TASK OBJECTIVE
Find and copy every line in the records that includes the string "series".
--- START OF SUPPLIED MATERIAL ---
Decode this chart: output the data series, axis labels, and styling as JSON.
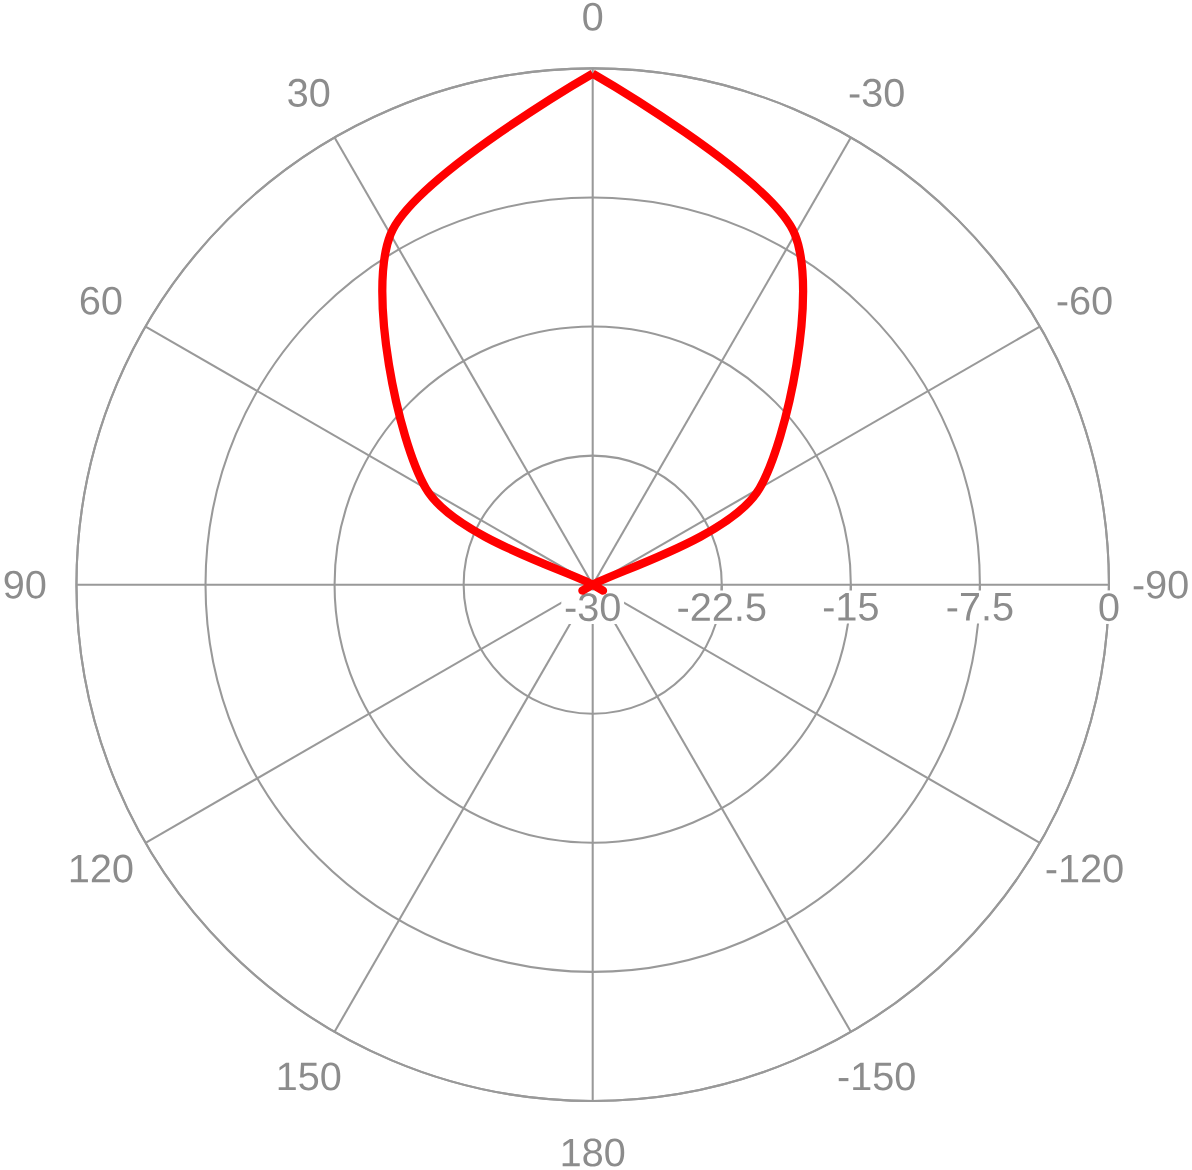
{
  "chart_data": {
    "type": "radar",
    "categories": [
      "0",
      "-30",
      "-60",
      "-90",
      "-120",
      "-150",
      "180",
      "150",
      "120",
      "90",
      "60",
      "30"
    ],
    "series": [
      {
        "color": "#ff0000",
        "values": [
          -0.3,
          -6.5,
          -18.8,
          -30,
          -30,
          -30,
          -30,
          -30,
          -30,
          -30,
          -18.8,
          -6.5
        ]
      }
    ],
    "ylim": [
      -30,
      0
    ],
    "yticks": [
      -30,
      -22.5,
      -15,
      -7.5,
      0
    ],
    "grid": true
  }
}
--- END OF SUPPLIED MATERIAL ---
RESULT OF THIS TASK
Decode this chart: output the data series, axis labels, and styling as JSON.
    "series": [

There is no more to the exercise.